---------- Information shown ----------

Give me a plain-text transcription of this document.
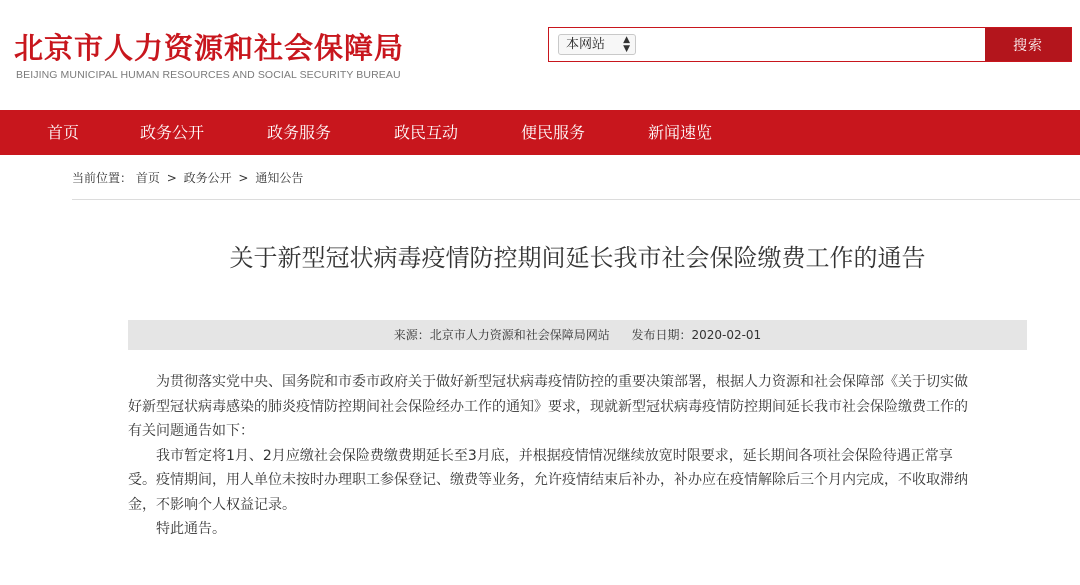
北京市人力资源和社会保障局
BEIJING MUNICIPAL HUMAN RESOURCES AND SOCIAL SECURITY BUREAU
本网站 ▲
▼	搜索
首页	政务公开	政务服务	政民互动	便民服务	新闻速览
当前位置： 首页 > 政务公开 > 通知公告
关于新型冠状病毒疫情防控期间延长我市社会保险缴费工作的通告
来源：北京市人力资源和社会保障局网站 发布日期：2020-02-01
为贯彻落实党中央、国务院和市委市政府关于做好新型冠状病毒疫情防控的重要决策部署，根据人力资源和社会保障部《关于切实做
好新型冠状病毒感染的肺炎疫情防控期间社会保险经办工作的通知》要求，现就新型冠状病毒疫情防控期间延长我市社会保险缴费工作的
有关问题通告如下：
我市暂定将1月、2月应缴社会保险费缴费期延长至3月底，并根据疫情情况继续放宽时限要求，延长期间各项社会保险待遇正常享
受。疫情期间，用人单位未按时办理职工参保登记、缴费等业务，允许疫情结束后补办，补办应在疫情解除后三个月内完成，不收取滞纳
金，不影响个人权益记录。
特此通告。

----------
---------- Information shown ----------

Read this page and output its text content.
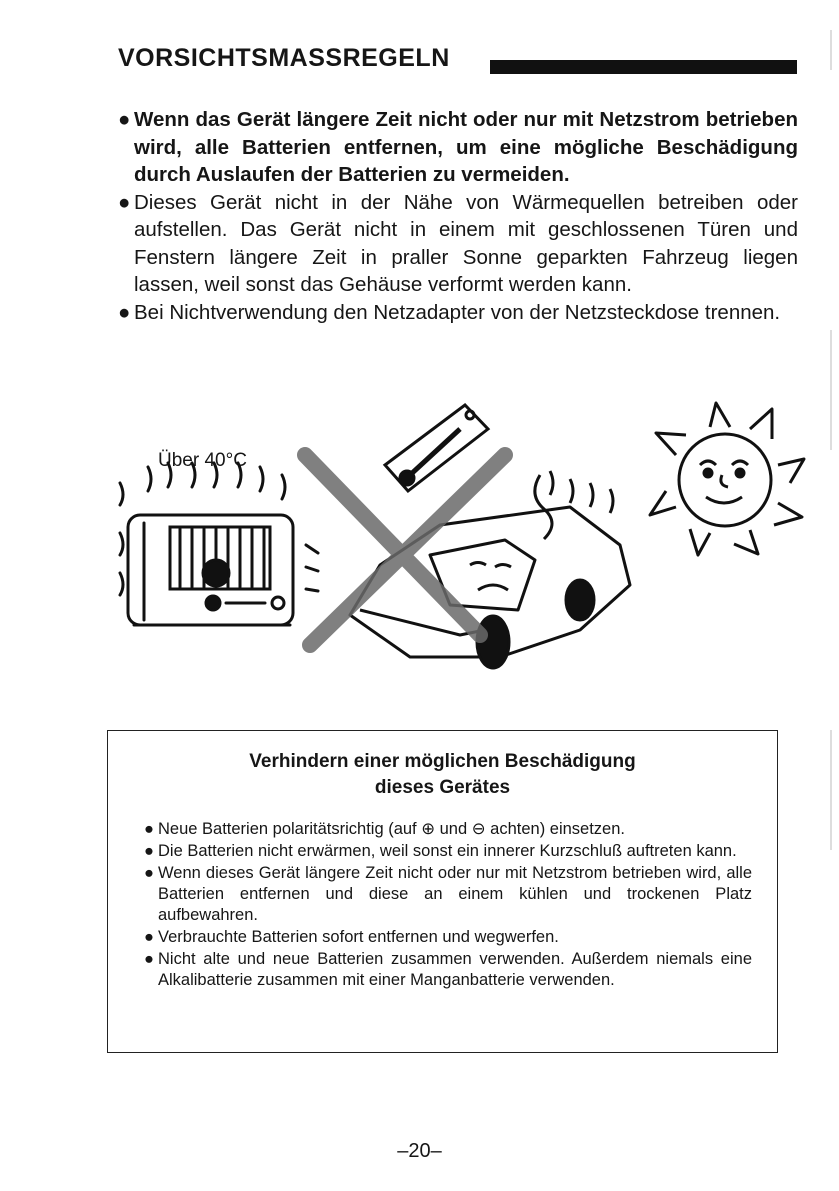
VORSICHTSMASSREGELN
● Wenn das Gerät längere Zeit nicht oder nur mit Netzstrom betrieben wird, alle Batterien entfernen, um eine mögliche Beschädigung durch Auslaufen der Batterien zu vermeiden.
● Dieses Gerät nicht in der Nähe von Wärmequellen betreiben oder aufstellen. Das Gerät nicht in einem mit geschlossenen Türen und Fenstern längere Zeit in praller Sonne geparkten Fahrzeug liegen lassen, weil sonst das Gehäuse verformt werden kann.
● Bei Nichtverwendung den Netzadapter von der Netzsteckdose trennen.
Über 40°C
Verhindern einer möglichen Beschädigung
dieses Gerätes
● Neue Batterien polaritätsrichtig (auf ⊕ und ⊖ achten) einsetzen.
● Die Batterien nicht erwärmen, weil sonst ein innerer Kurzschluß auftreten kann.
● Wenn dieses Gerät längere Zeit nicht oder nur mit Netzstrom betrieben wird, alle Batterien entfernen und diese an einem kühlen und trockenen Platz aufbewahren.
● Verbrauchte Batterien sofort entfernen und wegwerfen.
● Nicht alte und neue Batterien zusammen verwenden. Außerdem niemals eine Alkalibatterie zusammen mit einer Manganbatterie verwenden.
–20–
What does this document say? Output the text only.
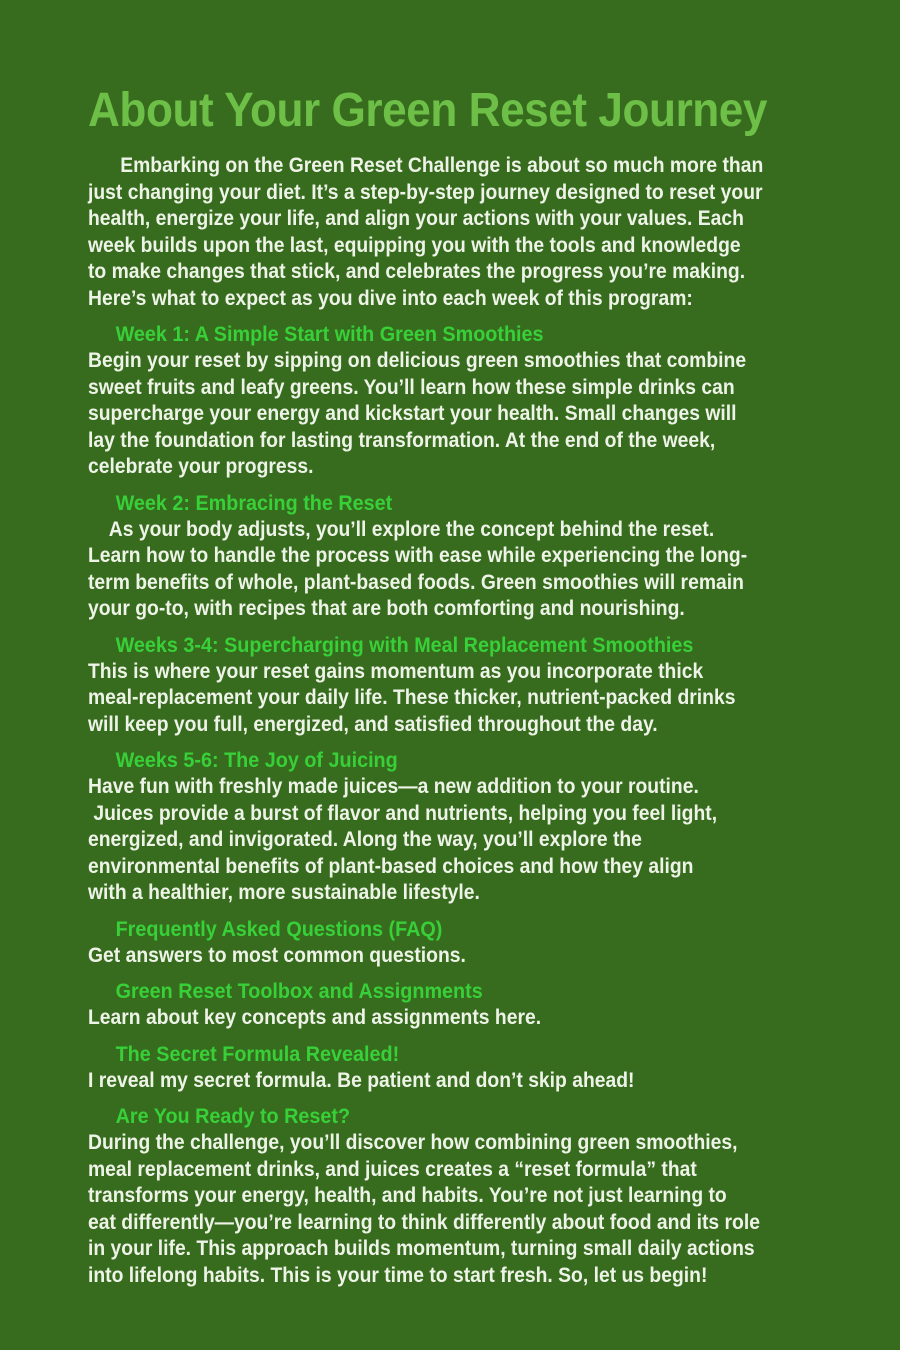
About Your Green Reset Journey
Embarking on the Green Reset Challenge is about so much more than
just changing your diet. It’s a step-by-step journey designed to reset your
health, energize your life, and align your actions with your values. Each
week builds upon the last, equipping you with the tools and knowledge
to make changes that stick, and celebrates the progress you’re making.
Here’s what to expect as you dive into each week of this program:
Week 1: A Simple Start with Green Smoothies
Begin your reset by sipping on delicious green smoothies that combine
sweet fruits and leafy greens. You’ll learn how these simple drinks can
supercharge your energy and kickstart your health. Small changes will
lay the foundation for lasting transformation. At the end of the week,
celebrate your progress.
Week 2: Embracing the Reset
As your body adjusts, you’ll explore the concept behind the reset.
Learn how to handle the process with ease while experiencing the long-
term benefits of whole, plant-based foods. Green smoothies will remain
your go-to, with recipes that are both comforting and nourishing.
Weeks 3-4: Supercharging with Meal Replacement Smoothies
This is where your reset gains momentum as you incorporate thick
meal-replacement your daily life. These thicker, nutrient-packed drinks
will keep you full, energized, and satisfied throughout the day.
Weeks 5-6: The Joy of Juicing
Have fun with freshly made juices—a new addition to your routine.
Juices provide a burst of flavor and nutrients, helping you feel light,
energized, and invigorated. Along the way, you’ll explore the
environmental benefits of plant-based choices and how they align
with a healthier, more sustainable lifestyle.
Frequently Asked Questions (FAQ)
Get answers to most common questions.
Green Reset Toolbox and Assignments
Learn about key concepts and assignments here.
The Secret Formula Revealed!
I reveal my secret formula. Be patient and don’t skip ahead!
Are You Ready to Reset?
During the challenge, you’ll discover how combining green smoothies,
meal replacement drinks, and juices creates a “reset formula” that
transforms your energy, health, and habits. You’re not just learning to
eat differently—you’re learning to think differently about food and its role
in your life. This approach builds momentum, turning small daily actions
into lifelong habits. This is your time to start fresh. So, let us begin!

----------

▶ **To do**
Across the records, count the lines holding the string "changes". Give the number and stop.

▶ **Answer to this task**
2